Locate every line in the records below that holds the word "NOAA" and return each one.

** begin **

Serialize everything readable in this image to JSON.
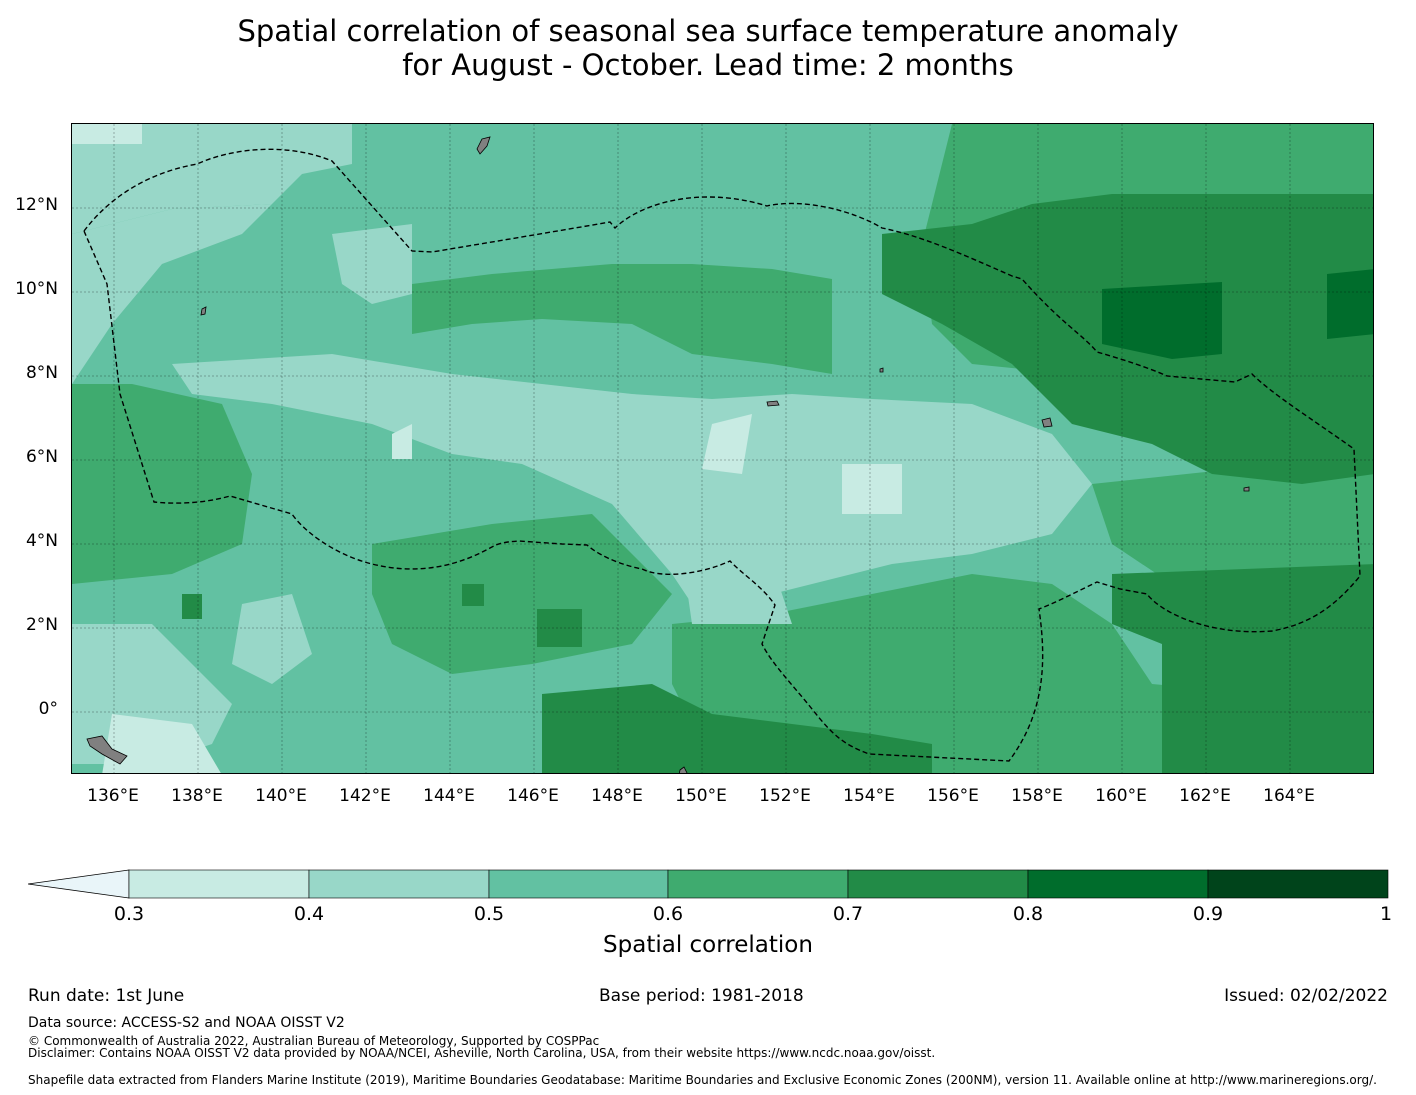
{
  "title": {
    "line1": "Spatial correlation of seasonal sea surface temperature anomaly",
    "line2": "for August - October. Lead time: 2 months"
  },
  "map": {
    "lat_labels": [
      "12°N",
      "10°N",
      "8°N",
      "6°N",
      "4°N",
      "2°N",
      "0°"
    ],
    "lon_labels": [
      "136°E",
      "138°E",
      "140°E",
      "142°E",
      "144°E",
      "146°E",
      "148°E",
      "150°E",
      "152°E",
      "154°E",
      "156°E",
      "158°E",
      "160°E",
      "162°E",
      "164°E"
    ],
    "lon_range": [
      135,
      166
    ],
    "lat_range": [
      -1.5,
      14
    ],
    "land_color": "#808080",
    "boundary_style": "dashed black line"
  },
  "colorbar": {
    "label": "Spatial correlation",
    "ticks": [
      "0.3",
      "0.4",
      "0.5",
      "0.6",
      "0.7",
      "0.8",
      "0.9",
      "1"
    ],
    "under_color": "#e9f5f9",
    "colors": [
      "#c8ebe3",
      "#98d7c8",
      "#62c1a2",
      "#3fab6f",
      "#228b47",
      "#006d2c",
      "#00441b"
    ]
  },
  "footer": {
    "run_date": "Run date: 1st June",
    "base_period": "Base period: 1981-2018",
    "issued": "Issued: 02/02/2022",
    "data_source": "Data source: ACCESS-S2 and NOAA OISST V2",
    "copyright": "© Commonwealth of Australia 2022, Australian Bureau of Meteorology, Supported by COSPPac",
    "disclaimer": "Disclaimer: Contains NOAA OISST V2 data provided by NOAA/NCEI, Asheville, North Carolina, USA, from their website https://www.ncdc.noaa.gov/oisst.",
    "shapefile": "Shapefile data extracted from Flanders Marine Institute (2019), Maritime Boundaries Geodatabase: Maritime Boundaries and Exclusive Economic Zones (200NM), version 11. Available online at http://www.marineregions.org/."
  }
}
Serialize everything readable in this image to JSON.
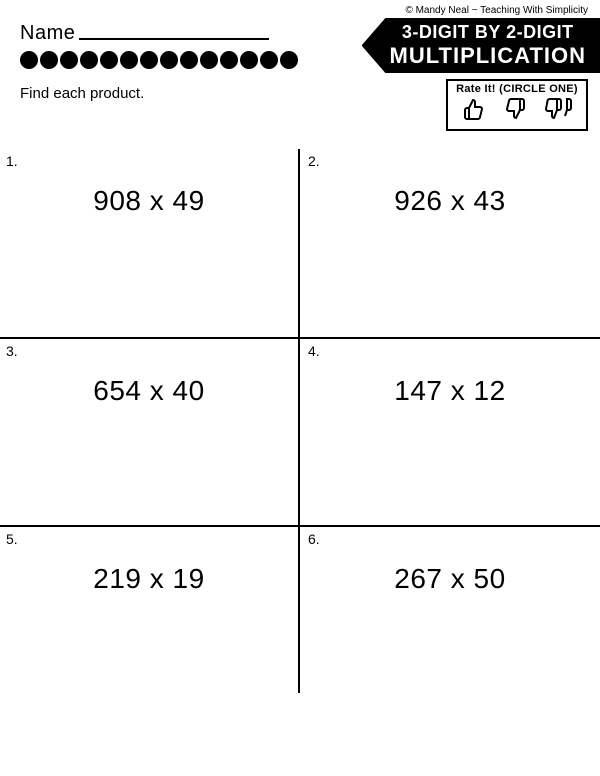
{
  "copyright": "© Mandy Neal ~ Teaching With Simplicity",
  "name_label": "Name",
  "banner": {
    "line1": "3-DIGIT BY 2-DIGIT",
    "line2": "MULTIPLICATION"
  },
  "dot_count": 14,
  "instructions": "Find each product.",
  "rate_box": {
    "title": "Rate It! (CIRCLE ONE)",
    "thumbs": [
      "👍",
      "👎",
      "👎"
    ]
  },
  "problems": [
    {
      "num": "1.",
      "expr": "908 x 49"
    },
    {
      "num": "2.",
      "expr": "926 x 43"
    },
    {
      "num": "3.",
      "expr": "654 x 40"
    },
    {
      "num": "4.",
      "expr": "147 x 12"
    },
    {
      "num": "5.",
      "expr": "219 x 19"
    },
    {
      "num": "6.",
      "expr": "267 x 50"
    }
  ],
  "colors": {
    "black": "#000000",
    "white": "#ffffff"
  }
}
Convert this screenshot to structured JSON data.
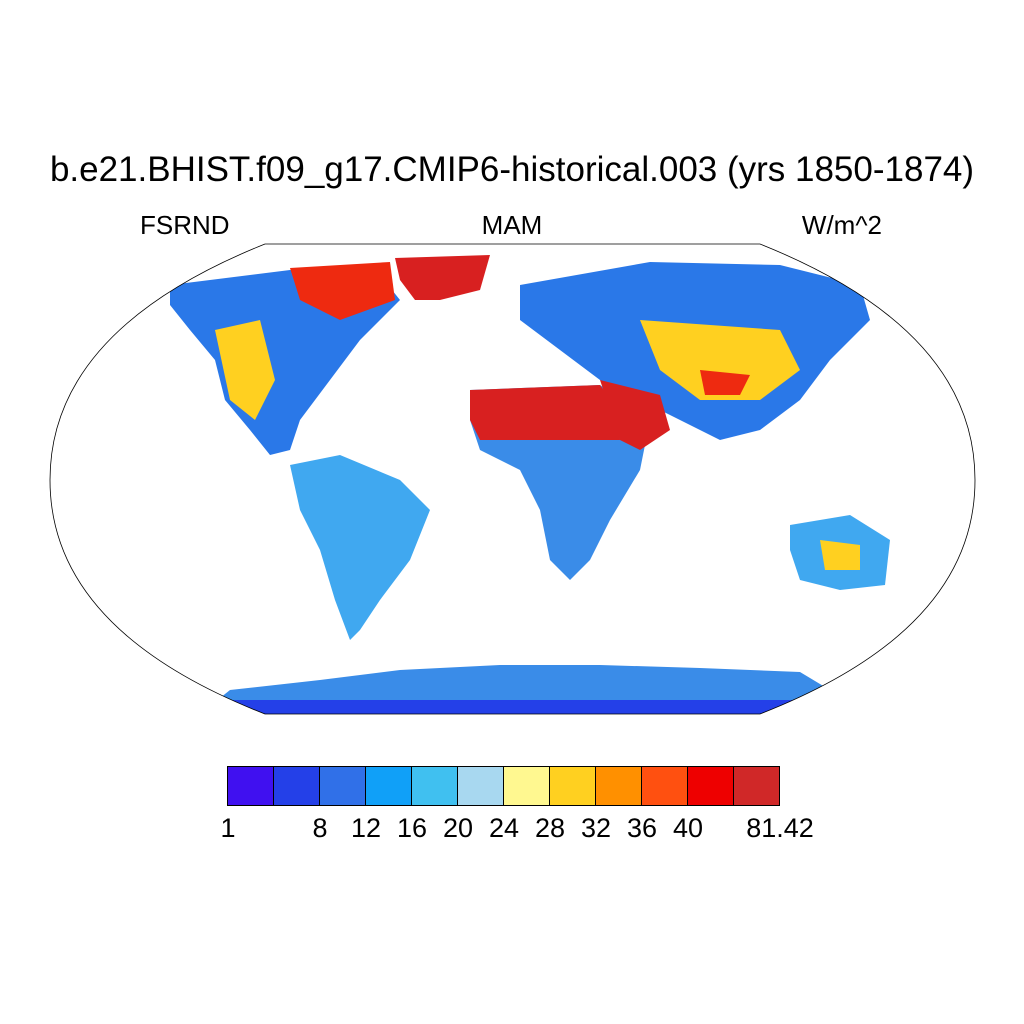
{
  "title": "b.e21.BHIST.f09_g17.CMIP6-historical.003 (yrs 1850-1874)",
  "left_label": "FSRND",
  "center_label": "MAM",
  "right_label": "W/m^2",
  "colorbar": {
    "colors": [
      "#4010f0",
      "#2440e8",
      "#3070e8",
      "#10a0f8",
      "#40c0f0",
      "#a8d8f0",
      "#fff890",
      "#ffd020",
      "#ff9000",
      "#ff5010",
      "#ee0000",
      "#d02828"
    ],
    "labels": [
      "1",
      "",
      "8",
      "12",
      "16",
      "20",
      "24",
      "28",
      "32",
      "36",
      "40",
      "",
      "81.42"
    ]
  }
}
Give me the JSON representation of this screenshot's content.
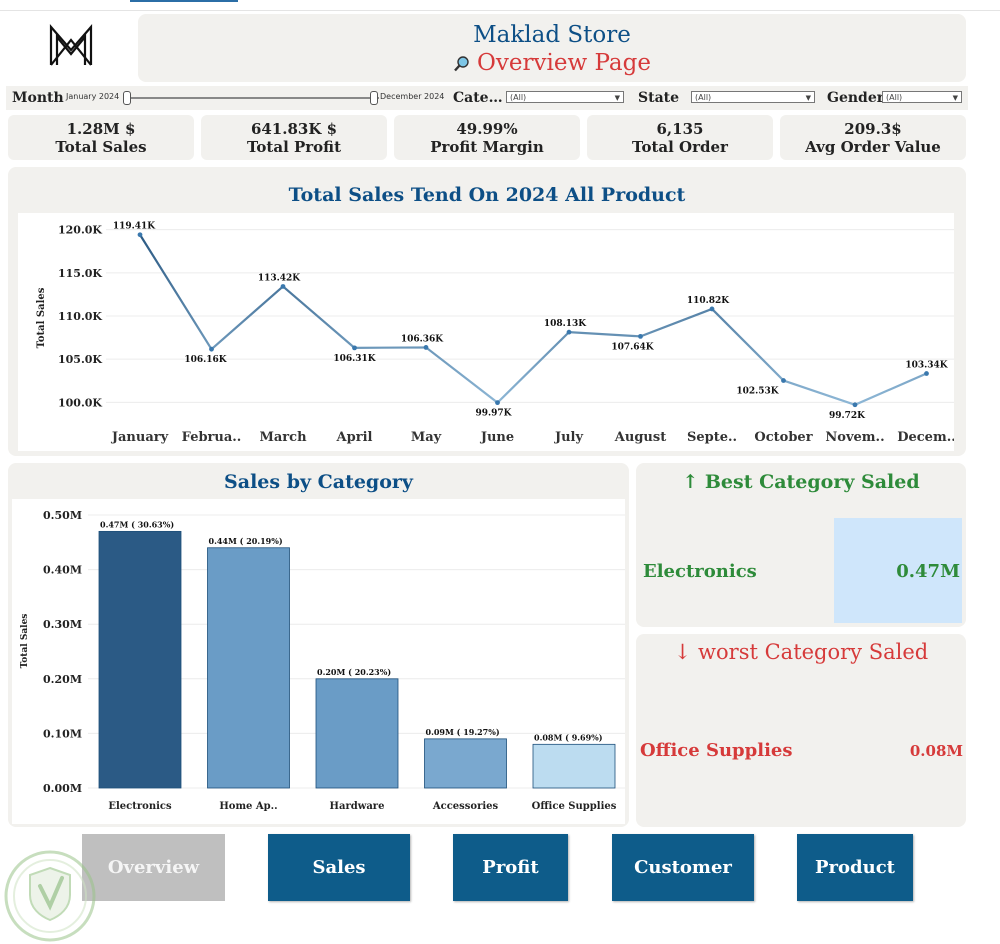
{
  "header": {
    "store_title": "Maklad Store",
    "page_title": "Overview Page",
    "logo_icon": "mm-logo-icon",
    "page_icon": "magnifier-icon"
  },
  "filters": {
    "month_label": "Month",
    "month_start": "January 2024",
    "month_end": "December 2024",
    "category_label": "Cate…",
    "category_value": "(All)",
    "state_label": "State",
    "state_value": "(All)",
    "gender_label": "Gender",
    "gender_value": "(All)"
  },
  "kpis": [
    {
      "value": "1.28M $",
      "label": "Total Sales"
    },
    {
      "value": "641.83K $",
      "label": "Total Profit"
    },
    {
      "value": "49.99%",
      "label": "Profit Margin"
    },
    {
      "value": "6,135",
      "label": "Total Order"
    },
    {
      "value": "209.3$",
      "label": "Avg Order Value"
    }
  ],
  "best": {
    "title": "↑ Best Category Saled",
    "name": "Electronics",
    "value": "0.47M"
  },
  "worst": {
    "title": "↓ worst Category Saled",
    "name": "Office Supplies",
    "value": "0.08M"
  },
  "nav": [
    "Overview",
    "Sales",
    "Profit",
    "Customer",
    "Product"
  ],
  "colors": {
    "title_blue": "#0d4f86",
    "accent_red": "#d63a3a",
    "accent_green": "#2e8b3a",
    "nav_blue": "#0e5c8a",
    "panel_bg": "#f2f1ee"
  },
  "chart_data": [
    {
      "type": "line",
      "title": "Total Sales Tend On 2024 All Product",
      "ylabel": "Total Sales",
      "xlabel": "",
      "ylim": [
        99000,
        121000
      ],
      "yticks": [
        100000,
        105000,
        110000,
        115000,
        120000
      ],
      "ytick_labels": [
        "100.0K",
        "105.0K",
        "110.0K",
        "115.0K",
        "120.0K"
      ],
      "categories": [
        "January",
        "Februa..",
        "March",
        "April",
        "May",
        "June",
        "July",
        "August",
        "Septe..",
        "October",
        "Novem..",
        "Decem.."
      ],
      "values": [
        119410,
        106160,
        113420,
        106310,
        106360,
        99970,
        108130,
        107640,
        110820,
        102530,
        99720,
        103340
      ],
      "data_labels": [
        "119.41K",
        "106.16K",
        "113.42K",
        "106.31K",
        "106.36K",
        "99.97K",
        "108.13K",
        "107.64K",
        "110.82K",
        "102.53K",
        "99.72K",
        "103.34K"
      ],
      "grid": true
    },
    {
      "type": "bar",
      "title": "Sales by Category",
      "ylabel": "Total Sales",
      "xlabel": "",
      "ylim": [
        0,
        0.5
      ],
      "yticks": [
        0,
        0.1,
        0.2,
        0.3,
        0.4,
        0.5
      ],
      "ytick_labels": [
        "0.00M",
        "0.10M",
        "0.20M",
        "0.30M",
        "0.40M",
        "0.50M"
      ],
      "categories": [
        "Electronics",
        "Home Ap..",
        "Hardware",
        "Accessories",
        "Office Supplies"
      ],
      "values": [
        0.47,
        0.44,
        0.2,
        0.09,
        0.08
      ],
      "data_labels": [
        "0.47M ( 30.63%)",
        "0.44M ( 20.19%)",
        "0.20M ( 20.23%)",
        "0.09M ( 19.27%)",
        "0.08M ( 9.69%)"
      ],
      "colors": [
        "#2b5a85",
        "#6a9cc6",
        "#6a9cc6",
        "#7aa8cf",
        "#bcdcf0"
      ],
      "grid": true
    }
  ]
}
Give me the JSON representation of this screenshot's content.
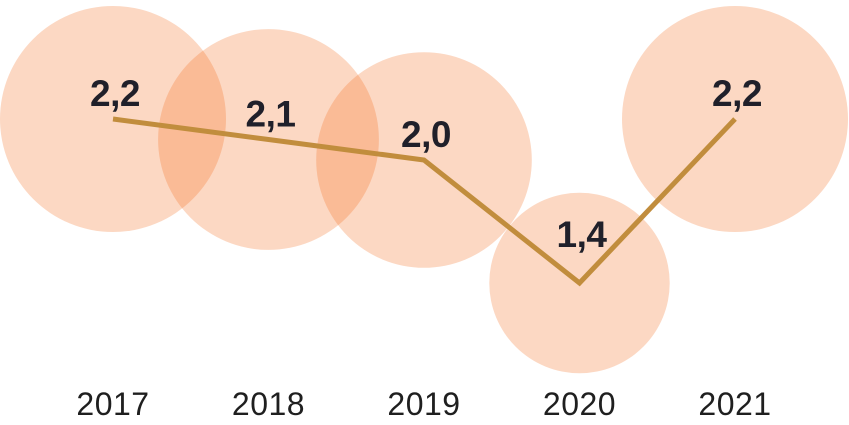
{
  "chart_data": {
    "type": "line",
    "subtype": "line-with-area-proportional-bubbles",
    "categories": [
      "2017",
      "2018",
      "2019",
      "2020",
      "2021"
    ],
    "values": [
      2.2,
      2.1,
      2.0,
      1.4,
      2.2
    ],
    "value_labels": [
      "2,2",
      "2,1",
      "2,0",
      "1,4",
      "2,2"
    ],
    "title": "",
    "xlabel": "",
    "ylabel": "",
    "ylim": [
      0,
      2.5
    ],
    "grid": false,
    "legend": "none",
    "decimal_separator": ",",
    "bubble_note": "bubble area proportional to value, centered on each data point",
    "style": {
      "background": "#ffffff",
      "bubble_color": "#f4650f",
      "bubble_opacity": 0.25,
      "bubble_overlap_color_effective": "#fabb96",
      "bubble_single_color_effective": "#fcd8c3",
      "line_color": "#c18d3d",
      "value_label_color": "#20202a",
      "year_label_color": "#1f1f1f"
    }
  }
}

** end **

Response:
    "data_source": "Data source: ACCESS-S2 and NOAA OISST V2",
    "disclaimer": "Disclaimer: Contains NOAA OISST V2 data provided by NOAA/NCEI, Asheville, North Carolina, USA, from their website https://www.ncdc.noaa.gov/oisst.",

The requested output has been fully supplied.